▶ [AIM] Drop all images and give the records again exactly.

::::

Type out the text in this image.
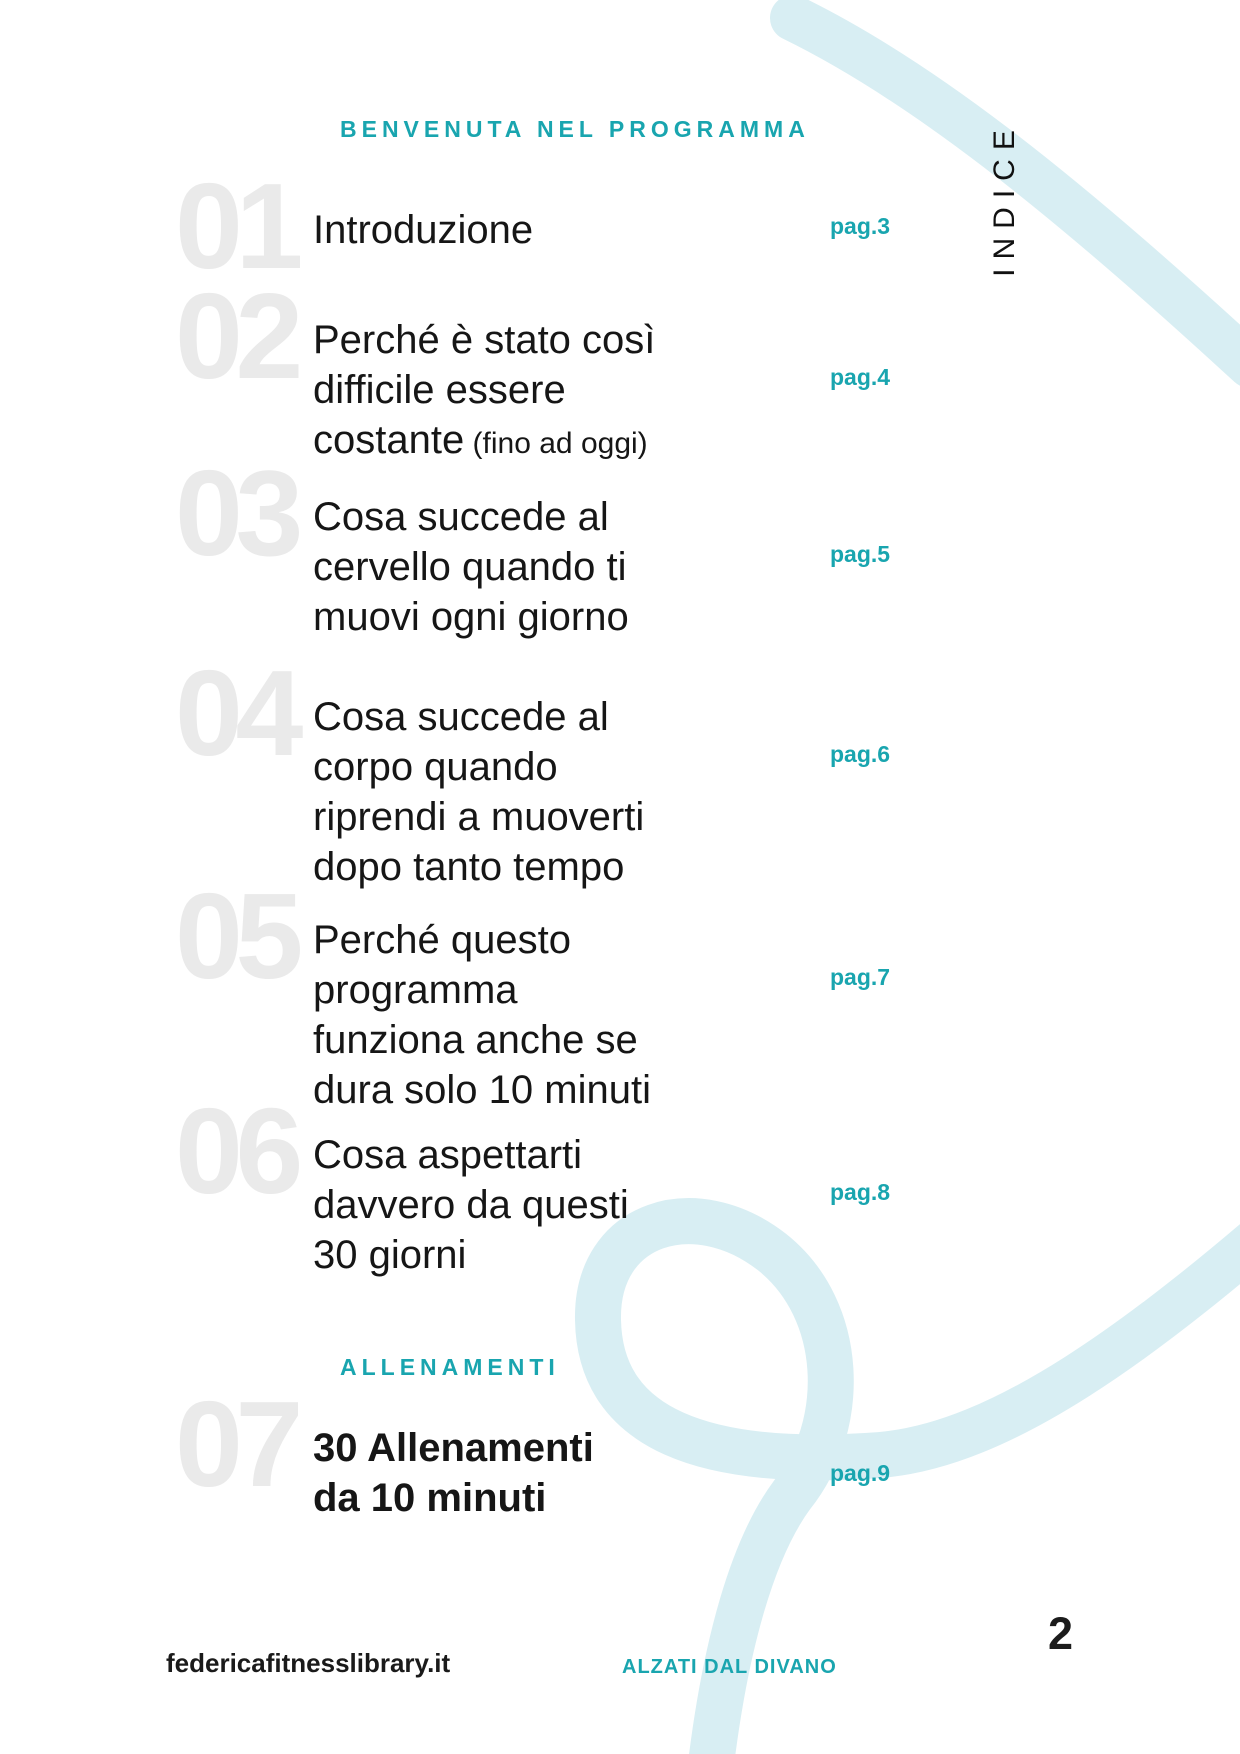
BENVENUTA NEL PROGRAMMA
ALLENAMENTI
INDICE
01 Introduzione	pag.3
02 Perché è stato così
difficile essere
costante (fino ad oggi)
pag.4
03 Cosa succede al
cervello quando ti
muovi ogni giorno
pag.5
04 Cosa succede al
corpo quando
riprendi a muoverti
dopo tanto tempo
pag.6
05 Perché questo
programma
funziona anche se
dura solo 10 minuti
pag.7
06 Cosa aspettarti
davvero da questi
30 giorni
pag.8
07 30 Allenamenti
da 10 minuti
pag.9
federicafitnesslibrary.it	ALZATI DAL DIVANO
2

::::

▶ [COMPLETED EXERCISE]
Type out the text in this image.
BENVENUTA NEL PROGRAMMA
ALLENAMENTI
INDICE
01 Introduzione	pag.3
02 Perché è stato così
difficile essere
costante (fino ad oggi)
pag.4
03 Cosa succede al
cervello quando ti
muovi ogni giorno
pag.5
04 Cosa succede al
corpo quando
riprendi a muoverti
dopo tanto tempo
pag.6
05 Perché questo
programma
funziona anche se
dura solo 10 minuti
pag.7
06 Cosa aspettarti
davvero da questi
30 giorni
pag.8
07 30 Allenamenti
da 10 minuti
pag.9
federicafitnesslibrary.it	ALZATI DAL DIVANO
2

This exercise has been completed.